**What the task asks:** Review the lines that follow and copy each one that contains the word "yellow".

-----

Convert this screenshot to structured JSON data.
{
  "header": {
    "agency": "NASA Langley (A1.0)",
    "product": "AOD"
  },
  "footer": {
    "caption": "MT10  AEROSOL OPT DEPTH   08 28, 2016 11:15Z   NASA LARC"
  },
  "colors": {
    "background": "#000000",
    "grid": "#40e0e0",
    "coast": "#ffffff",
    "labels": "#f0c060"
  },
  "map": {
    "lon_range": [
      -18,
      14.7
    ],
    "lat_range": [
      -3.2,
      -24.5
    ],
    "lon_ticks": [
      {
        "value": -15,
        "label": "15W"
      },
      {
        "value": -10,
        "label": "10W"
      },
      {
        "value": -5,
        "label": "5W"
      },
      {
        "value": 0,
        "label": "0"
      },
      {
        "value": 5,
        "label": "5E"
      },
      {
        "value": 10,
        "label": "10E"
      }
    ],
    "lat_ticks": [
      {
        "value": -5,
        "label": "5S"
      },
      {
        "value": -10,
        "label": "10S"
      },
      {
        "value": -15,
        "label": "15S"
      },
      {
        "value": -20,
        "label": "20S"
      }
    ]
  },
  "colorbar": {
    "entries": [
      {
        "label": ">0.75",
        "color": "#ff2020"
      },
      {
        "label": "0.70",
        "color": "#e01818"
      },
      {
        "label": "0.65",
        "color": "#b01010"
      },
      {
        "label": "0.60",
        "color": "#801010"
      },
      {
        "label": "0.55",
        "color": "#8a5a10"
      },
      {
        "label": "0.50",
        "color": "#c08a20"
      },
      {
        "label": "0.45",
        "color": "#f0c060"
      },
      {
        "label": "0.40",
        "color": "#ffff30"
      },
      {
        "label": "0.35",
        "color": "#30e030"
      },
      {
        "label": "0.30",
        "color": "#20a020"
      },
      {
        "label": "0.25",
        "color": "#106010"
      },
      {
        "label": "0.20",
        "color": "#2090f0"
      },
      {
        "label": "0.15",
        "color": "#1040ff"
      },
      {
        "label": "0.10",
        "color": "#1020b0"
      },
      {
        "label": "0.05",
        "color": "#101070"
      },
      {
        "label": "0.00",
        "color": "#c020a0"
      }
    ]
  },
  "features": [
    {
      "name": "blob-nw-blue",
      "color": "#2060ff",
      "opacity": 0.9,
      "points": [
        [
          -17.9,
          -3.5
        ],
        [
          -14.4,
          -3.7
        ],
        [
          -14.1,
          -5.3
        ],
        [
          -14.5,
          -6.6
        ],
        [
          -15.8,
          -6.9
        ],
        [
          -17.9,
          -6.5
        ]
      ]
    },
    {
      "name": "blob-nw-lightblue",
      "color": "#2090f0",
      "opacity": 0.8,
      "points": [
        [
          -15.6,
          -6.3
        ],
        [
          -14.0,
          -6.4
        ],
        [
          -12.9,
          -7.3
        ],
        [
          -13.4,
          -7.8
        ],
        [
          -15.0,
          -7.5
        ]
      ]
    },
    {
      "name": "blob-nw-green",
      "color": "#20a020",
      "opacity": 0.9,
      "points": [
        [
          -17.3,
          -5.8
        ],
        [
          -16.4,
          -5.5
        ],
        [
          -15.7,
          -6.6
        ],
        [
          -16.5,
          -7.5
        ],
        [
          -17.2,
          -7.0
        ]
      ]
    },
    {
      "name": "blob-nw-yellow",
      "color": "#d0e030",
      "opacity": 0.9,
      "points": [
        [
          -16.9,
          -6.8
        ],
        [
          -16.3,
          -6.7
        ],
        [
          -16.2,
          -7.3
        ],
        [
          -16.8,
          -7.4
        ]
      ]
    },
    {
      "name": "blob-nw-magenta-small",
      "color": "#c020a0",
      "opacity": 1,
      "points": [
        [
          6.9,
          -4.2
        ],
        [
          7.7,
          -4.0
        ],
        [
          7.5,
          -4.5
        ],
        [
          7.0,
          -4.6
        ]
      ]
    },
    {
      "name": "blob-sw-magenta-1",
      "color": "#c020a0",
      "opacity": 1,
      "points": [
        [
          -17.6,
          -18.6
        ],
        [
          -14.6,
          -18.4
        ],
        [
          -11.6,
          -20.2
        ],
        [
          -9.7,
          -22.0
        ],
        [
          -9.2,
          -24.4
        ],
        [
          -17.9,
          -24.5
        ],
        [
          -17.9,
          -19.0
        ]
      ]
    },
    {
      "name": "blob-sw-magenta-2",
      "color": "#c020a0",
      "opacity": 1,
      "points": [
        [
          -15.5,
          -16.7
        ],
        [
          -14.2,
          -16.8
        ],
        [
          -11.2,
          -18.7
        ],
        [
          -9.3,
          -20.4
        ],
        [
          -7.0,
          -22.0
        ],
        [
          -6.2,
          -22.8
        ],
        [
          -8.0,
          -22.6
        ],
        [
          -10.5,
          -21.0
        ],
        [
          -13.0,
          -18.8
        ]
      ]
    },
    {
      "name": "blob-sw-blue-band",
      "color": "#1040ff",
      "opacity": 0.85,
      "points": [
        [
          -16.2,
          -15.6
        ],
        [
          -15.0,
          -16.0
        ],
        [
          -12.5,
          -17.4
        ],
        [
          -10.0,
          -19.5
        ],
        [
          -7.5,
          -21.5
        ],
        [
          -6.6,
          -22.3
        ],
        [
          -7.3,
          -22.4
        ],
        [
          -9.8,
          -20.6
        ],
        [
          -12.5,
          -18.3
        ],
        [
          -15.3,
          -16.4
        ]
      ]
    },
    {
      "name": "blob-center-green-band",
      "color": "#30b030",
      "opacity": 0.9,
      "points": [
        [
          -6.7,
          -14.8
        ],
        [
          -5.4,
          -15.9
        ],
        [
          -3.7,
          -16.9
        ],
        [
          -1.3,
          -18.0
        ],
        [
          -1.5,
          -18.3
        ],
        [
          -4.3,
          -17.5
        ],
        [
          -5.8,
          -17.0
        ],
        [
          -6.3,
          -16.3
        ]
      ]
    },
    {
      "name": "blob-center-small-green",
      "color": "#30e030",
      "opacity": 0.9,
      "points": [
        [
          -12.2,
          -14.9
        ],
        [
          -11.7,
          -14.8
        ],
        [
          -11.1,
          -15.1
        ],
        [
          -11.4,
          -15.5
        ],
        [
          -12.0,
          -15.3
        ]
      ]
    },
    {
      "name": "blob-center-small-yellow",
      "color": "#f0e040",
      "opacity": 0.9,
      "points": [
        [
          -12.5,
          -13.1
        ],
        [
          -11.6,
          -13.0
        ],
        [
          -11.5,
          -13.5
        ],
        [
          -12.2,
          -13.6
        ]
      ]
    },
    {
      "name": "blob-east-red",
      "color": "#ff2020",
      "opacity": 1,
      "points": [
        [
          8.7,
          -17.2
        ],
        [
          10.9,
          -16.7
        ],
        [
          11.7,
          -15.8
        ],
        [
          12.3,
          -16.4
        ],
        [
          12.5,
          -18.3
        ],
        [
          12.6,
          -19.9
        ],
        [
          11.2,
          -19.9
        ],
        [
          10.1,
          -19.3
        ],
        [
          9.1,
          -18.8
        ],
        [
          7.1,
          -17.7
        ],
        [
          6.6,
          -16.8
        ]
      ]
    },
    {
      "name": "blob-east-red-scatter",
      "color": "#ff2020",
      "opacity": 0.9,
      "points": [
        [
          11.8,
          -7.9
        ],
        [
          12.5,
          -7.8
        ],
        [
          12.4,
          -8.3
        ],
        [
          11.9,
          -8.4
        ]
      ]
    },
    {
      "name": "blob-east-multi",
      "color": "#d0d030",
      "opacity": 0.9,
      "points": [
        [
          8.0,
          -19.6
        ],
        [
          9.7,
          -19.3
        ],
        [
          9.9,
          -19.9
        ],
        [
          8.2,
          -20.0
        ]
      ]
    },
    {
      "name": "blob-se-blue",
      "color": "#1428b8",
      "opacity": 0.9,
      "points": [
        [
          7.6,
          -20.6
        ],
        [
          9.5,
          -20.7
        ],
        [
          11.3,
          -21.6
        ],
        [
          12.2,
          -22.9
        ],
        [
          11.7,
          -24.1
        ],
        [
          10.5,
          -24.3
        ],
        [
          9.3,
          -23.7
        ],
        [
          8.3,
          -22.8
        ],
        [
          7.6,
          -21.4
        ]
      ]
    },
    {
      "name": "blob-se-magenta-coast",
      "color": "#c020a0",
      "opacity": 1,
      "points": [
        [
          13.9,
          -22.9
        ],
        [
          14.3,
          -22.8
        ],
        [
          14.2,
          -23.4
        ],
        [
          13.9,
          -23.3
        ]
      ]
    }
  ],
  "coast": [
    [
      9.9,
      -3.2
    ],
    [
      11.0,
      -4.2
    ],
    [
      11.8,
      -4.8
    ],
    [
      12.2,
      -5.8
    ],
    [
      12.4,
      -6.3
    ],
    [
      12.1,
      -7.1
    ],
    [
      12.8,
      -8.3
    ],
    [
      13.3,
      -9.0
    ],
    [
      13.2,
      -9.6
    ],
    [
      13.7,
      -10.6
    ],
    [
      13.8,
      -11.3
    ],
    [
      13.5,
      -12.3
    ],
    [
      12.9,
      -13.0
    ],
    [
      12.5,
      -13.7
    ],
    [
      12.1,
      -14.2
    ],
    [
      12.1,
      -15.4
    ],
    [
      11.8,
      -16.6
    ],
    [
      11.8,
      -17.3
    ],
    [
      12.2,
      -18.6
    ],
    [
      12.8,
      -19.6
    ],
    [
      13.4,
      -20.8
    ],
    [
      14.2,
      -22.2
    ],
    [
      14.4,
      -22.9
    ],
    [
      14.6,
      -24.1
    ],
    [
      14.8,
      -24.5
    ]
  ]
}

-----

**Result:**
      "name": "blob-nw-yellow",
      "name": "blob-center-small-yellow",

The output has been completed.